# PROMPT
From the listing below, pull out all lines with "this" in them.

Records that describe figures:
▬▬▬▬▬▬▬▬▬▬

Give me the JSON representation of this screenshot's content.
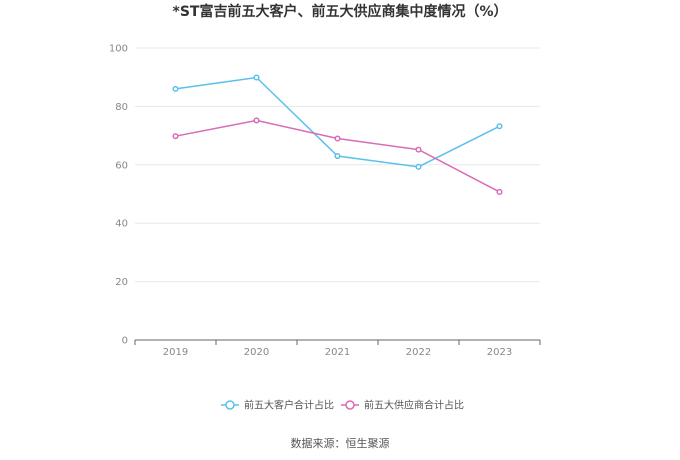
{
  "chart_data": {
    "type": "line",
    "title": "*ST富吉前五大客户、前五大供应商集中度情况（%）",
    "x": [
      "2019",
      "2020",
      "2021",
      "2022",
      "2023"
    ],
    "ylim": [
      0,
      100
    ],
    "yticks": [
      "0",
      "20",
      "40",
      "60",
      "80",
      "100"
    ],
    "grid": true,
    "legend_position": "bottom",
    "series": [
      {
        "name": "前五大客户合计占比",
        "color": "#5bc0eb",
        "values": [
          86.0,
          89.9,
          63.0,
          59.3,
          73.2
        ]
      },
      {
        "name": "前五大供应商合计占比",
        "color": "#d96cb5",
        "values": [
          69.8,
          75.2,
          69.0,
          65.2,
          50.7
        ]
      }
    ],
    "source": "数据来源：恒生聚源"
  }
}
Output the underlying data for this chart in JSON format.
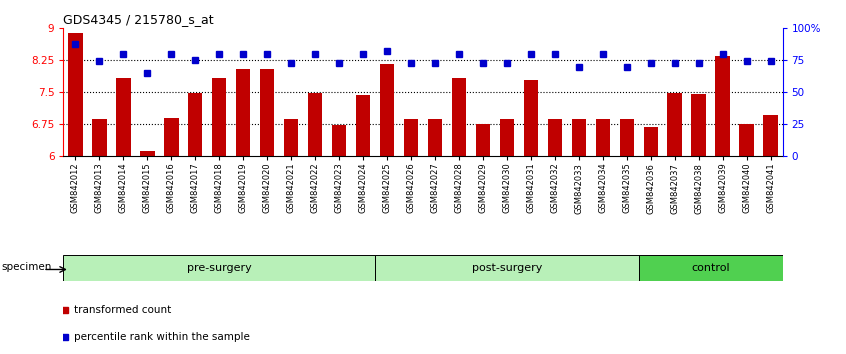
{
  "title": "GDS4345 / 215780_s_at",
  "categories": [
    "GSM842012",
    "GSM842013",
    "GSM842014",
    "GSM842015",
    "GSM842016",
    "GSM842017",
    "GSM842018",
    "GSM842019",
    "GSM842020",
    "GSM842021",
    "GSM842022",
    "GSM842023",
    "GSM842024",
    "GSM842025",
    "GSM842026",
    "GSM842027",
    "GSM842028",
    "GSM842029",
    "GSM842030",
    "GSM842031",
    "GSM842032",
    "GSM842033",
    "GSM842034",
    "GSM842035",
    "GSM842036",
    "GSM842037",
    "GSM842038",
    "GSM842039",
    "GSM842040",
    "GSM842041"
  ],
  "red_values": [
    8.88,
    6.87,
    7.82,
    6.12,
    6.88,
    7.48,
    7.82,
    8.05,
    8.05,
    6.87,
    7.48,
    6.72,
    7.42,
    8.17,
    6.87,
    6.87,
    7.82,
    6.75,
    6.87,
    7.78,
    6.87,
    6.87,
    6.87,
    6.87,
    6.67,
    7.48,
    7.45,
    8.35,
    6.75,
    6.97
  ],
  "blue_values": [
    88,
    74,
    80,
    65,
    80,
    75,
    80,
    80,
    80,
    73,
    80,
    73,
    80,
    82,
    73,
    73,
    80,
    73,
    73,
    80,
    80,
    70,
    80,
    70,
    73,
    73,
    73,
    80,
    74,
    74
  ],
  "group_labels": [
    "pre-surgery",
    "post-surgery",
    "control"
  ],
  "group_ranges": [
    [
      0,
      13
    ],
    [
      13,
      24
    ],
    [
      24,
      30
    ]
  ],
  "group_colors_fill": [
    "#b8f0b8",
    "#b8f0b8",
    "#50d050"
  ],
  "ylim_left": [
    6,
    9
  ],
  "ylim_right": [
    0,
    100
  ],
  "yticks_left": [
    6,
    6.75,
    7.5,
    8.25,
    9
  ],
  "ytick_labels_left": [
    "6",
    "6.75",
    "7.5",
    "8.25",
    "9"
  ],
  "yticks_right": [
    0,
    25,
    50,
    75,
    100
  ],
  "ytick_labels_right": [
    "0",
    "25",
    "50",
    "75",
    "100%"
  ],
  "hlines": [
    6.75,
    7.5,
    8.25
  ],
  "bar_color": "#C00000",
  "dot_color": "#0000CC",
  "bar_width": 0.6,
  "specimen_label": "specimen",
  "legend_items": [
    {
      "label": "transformed count",
      "color": "#C00000"
    },
    {
      "label": "percentile rank within the sample",
      "color": "#0000CC"
    }
  ]
}
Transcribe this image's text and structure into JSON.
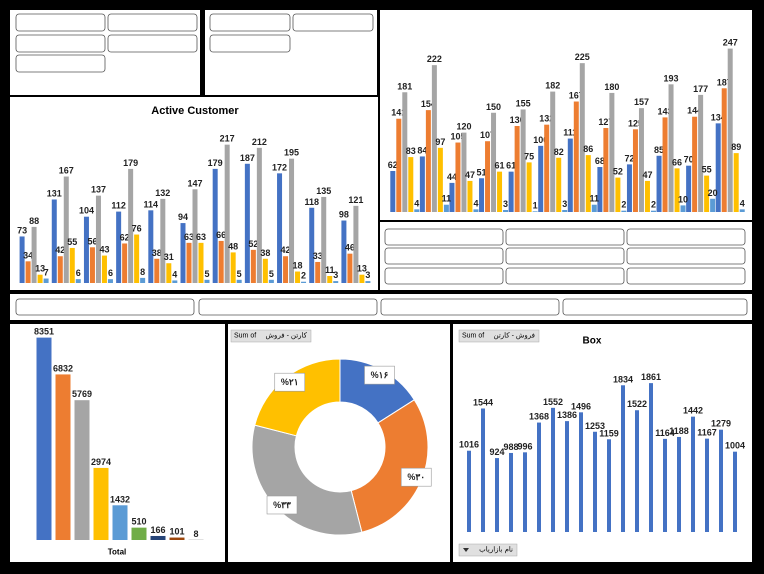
{
  "chart_data": [
    {
      "type": "bar",
      "series": [
        {
          "color": "#4472c4",
          "values": [
            62,
            84,
            44,
            51,
            61,
            100,
            111,
            68,
            72,
            85,
            70,
            134
          ]
        },
        {
          "color": "#ed7d31",
          "values": [
            141,
            154,
            105,
            107,
            130,
            132,
            167,
            127,
            125,
            143,
            144,
            187
          ]
        },
        {
          "color": "#a5a5a5",
          "values": [
            181,
            222,
            120,
            150,
            155,
            182,
            225,
            180,
            157,
            193,
            177,
            247
          ]
        },
        {
          "color": "#ffc000",
          "values": [
            83,
            97,
            47,
            61,
            75,
            82,
            86,
            52,
            47,
            66,
            55,
            89
          ]
        },
        {
          "color": "#5b9bd5",
          "values": [
            4,
            11,
            4,
            3,
            1,
            3,
            11,
            2,
            2,
            10,
            20,
            4
          ]
        }
      ],
      "ylim": [
        0,
        260
      ]
    },
    {
      "type": "bar",
      "title": "Active Customer",
      "series": [
        {
          "color": "#4472c4",
          "values": [
            73,
            131,
            104,
            112,
            114,
            94,
            179,
            187,
            172,
            118,
            98
          ]
        },
        {
          "color": "#ed7d31",
          "values": [
            34,
            42,
            56,
            62,
            38,
            63,
            66,
            52,
            42,
            33,
            46
          ]
        },
        {
          "color": "#a5a5a5",
          "values": [
            88,
            167,
            137,
            179,
            132,
            147,
            217,
            212,
            195,
            135,
            121
          ]
        },
        {
          "color": "#ffc000",
          "values": [
            13,
            55,
            43,
            76,
            31,
            63,
            48,
            38,
            18,
            11,
            13
          ]
        },
        {
          "color": "#5b9bd5",
          "values": [
            7,
            6,
            6,
            8,
            4,
            5,
            5,
            5,
            2,
            3,
            3
          ]
        }
      ],
      "ylim": [
        0,
        240
      ]
    },
    {
      "type": "bar",
      "categories": [
        "Total"
      ],
      "series": [
        {
          "color": "#4472c4",
          "values": [
            8351
          ]
        },
        {
          "color": "#ed7d31",
          "values": [
            6832
          ]
        },
        {
          "color": "#a5a5a5",
          "values": [
            5769
          ]
        },
        {
          "color": "#ffc000",
          "values": [
            2974
          ]
        },
        {
          "color": "#5b9bd5",
          "values": [
            1432
          ]
        },
        {
          "color": "#70ad47",
          "values": [
            510
          ]
        },
        {
          "color": "#264478",
          "values": [
            166
          ]
        },
        {
          "color": "#9e480e",
          "values": [
            101
          ]
        },
        {
          "color": "#636363",
          "values": [
            8
          ]
        }
      ],
      "ylim": [
        0,
        8500
      ]
    },
    {
      "type": "pie",
      "donut": true,
      "field_button": {
        "prefix": "Sum of",
        "field": "کارتن - فروش"
      },
      "values": [
        16,
        30,
        33,
        21
      ],
      "value_labels": [
        "%۱۶",
        "%۳۰",
        "%۳۳",
        "%۲۱"
      ],
      "colors": [
        "#4472c4",
        "#ed7d31",
        "#a5a5a5",
        "#ffc000"
      ]
    },
    {
      "type": "bar",
      "title": "Box",
      "field_button": {
        "prefix": "Sum of",
        "field": "فروش - کارتن"
      },
      "axis_field_button": "نام بازاریاب",
      "series": [
        {
          "color": "#4472c4",
          "values": [
            1016,
            1544,
            924,
            988,
            996,
            1368,
            1552,
            1386,
            1496,
            1253,
            1159,
            1834,
            1522,
            1861,
            1164,
            1188,
            1442,
            1167,
            1279,
            1004
          ]
        }
      ],
      "ylim": [
        0,
        2000
      ]
    }
  ]
}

▬▬▬▬▬▬▬▬▬▬

# EXERCISE RESPONSE
Give me the JSON representation of this screenshot's content.
Output the underlying data for this chart in JSON format.
Transcribe this image's text and structure into JSON.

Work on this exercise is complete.